What needs to be done: Every line with the string "NVMe" should be gathered.

Exercise data:
## Start

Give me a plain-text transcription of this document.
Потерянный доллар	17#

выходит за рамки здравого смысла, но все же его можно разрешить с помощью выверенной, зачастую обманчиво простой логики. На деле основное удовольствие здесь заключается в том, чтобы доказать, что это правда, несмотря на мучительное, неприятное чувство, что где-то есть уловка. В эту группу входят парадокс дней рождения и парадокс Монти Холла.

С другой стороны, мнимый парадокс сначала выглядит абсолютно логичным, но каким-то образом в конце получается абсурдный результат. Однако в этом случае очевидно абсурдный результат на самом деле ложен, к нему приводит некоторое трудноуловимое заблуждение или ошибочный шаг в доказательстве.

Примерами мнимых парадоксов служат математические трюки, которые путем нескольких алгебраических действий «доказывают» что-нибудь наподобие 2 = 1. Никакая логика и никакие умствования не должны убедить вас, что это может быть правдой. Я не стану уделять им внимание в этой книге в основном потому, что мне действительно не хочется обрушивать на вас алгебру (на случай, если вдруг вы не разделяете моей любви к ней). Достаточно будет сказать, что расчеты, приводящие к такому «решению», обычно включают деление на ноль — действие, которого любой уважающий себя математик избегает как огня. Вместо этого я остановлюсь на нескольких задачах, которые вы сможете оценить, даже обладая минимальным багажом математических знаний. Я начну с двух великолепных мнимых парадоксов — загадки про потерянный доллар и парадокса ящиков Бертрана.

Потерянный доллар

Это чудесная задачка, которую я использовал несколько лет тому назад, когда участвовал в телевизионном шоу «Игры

## End
## Start

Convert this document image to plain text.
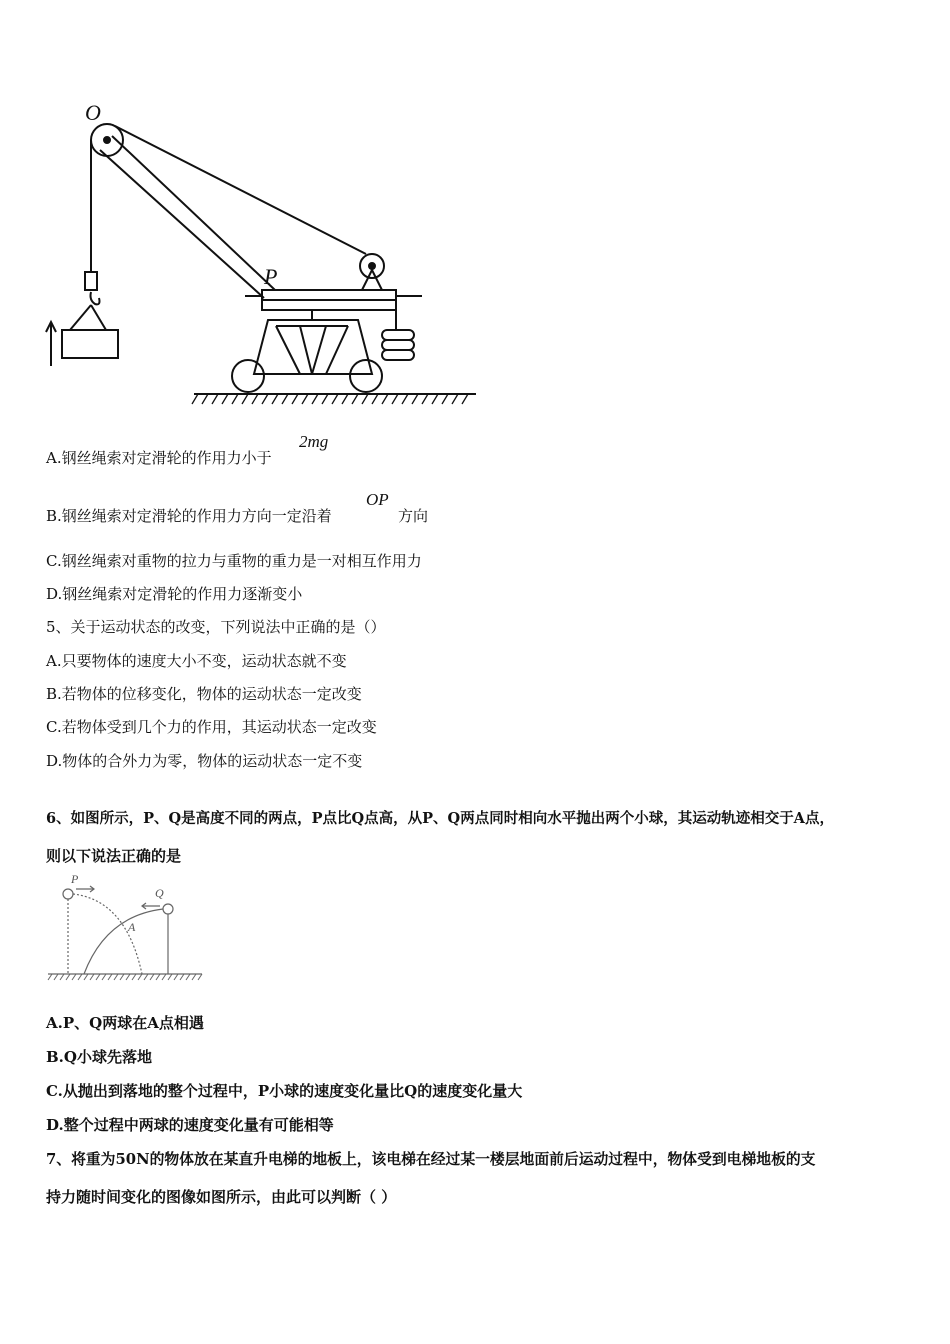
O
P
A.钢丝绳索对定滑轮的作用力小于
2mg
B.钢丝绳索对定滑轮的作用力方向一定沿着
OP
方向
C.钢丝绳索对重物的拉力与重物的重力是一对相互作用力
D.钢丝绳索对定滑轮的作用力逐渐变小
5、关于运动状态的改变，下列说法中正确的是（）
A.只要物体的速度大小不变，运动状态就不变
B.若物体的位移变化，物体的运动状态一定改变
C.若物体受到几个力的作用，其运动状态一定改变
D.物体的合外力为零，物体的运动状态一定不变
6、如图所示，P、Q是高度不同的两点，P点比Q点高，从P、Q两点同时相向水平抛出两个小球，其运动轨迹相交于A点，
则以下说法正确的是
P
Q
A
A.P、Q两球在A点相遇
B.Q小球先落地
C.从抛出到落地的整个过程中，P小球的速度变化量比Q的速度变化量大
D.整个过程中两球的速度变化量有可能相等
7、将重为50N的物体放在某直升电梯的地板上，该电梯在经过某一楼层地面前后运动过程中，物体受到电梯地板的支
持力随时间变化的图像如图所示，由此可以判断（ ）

## End
## Start

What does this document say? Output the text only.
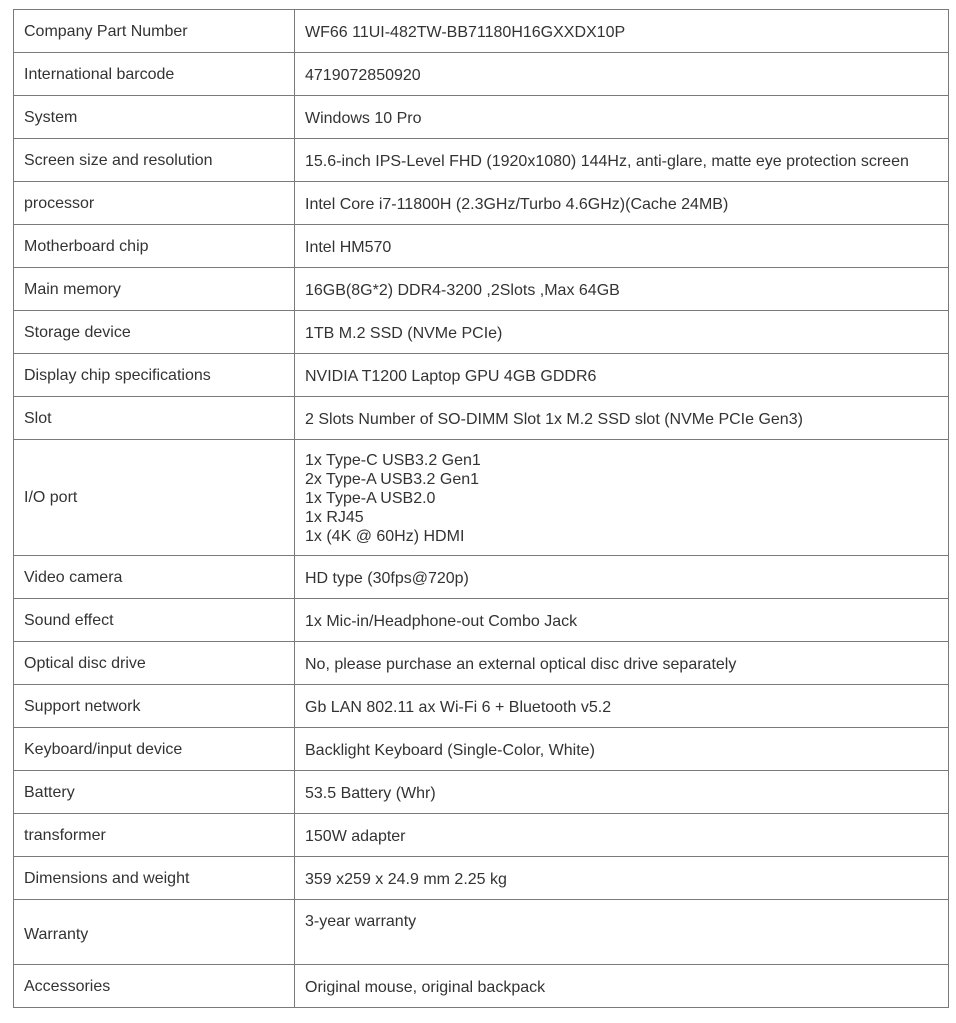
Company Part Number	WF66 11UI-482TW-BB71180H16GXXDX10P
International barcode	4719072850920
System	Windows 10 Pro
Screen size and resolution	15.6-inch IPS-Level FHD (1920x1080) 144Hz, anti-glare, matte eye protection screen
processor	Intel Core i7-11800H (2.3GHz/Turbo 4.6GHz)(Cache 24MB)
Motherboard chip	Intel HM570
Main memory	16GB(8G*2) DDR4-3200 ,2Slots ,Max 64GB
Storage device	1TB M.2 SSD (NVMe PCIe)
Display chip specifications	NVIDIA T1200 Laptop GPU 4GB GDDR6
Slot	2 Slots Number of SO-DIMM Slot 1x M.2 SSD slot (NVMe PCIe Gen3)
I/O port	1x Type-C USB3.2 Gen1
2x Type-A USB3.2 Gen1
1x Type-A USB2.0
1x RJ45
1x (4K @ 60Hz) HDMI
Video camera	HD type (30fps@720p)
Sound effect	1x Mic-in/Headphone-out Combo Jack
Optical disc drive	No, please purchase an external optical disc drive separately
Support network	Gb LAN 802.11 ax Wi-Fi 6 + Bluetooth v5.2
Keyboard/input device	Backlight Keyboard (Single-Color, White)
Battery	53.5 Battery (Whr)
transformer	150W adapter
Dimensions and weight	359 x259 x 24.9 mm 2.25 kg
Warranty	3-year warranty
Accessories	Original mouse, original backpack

## End

Solution:
Storage device	1TB M.2 SSD (NVMe PCIe)
Slot	2 Slots Number of SO-DIMM Slot 1x M.2 SSD slot (NVMe PCIe Gen3)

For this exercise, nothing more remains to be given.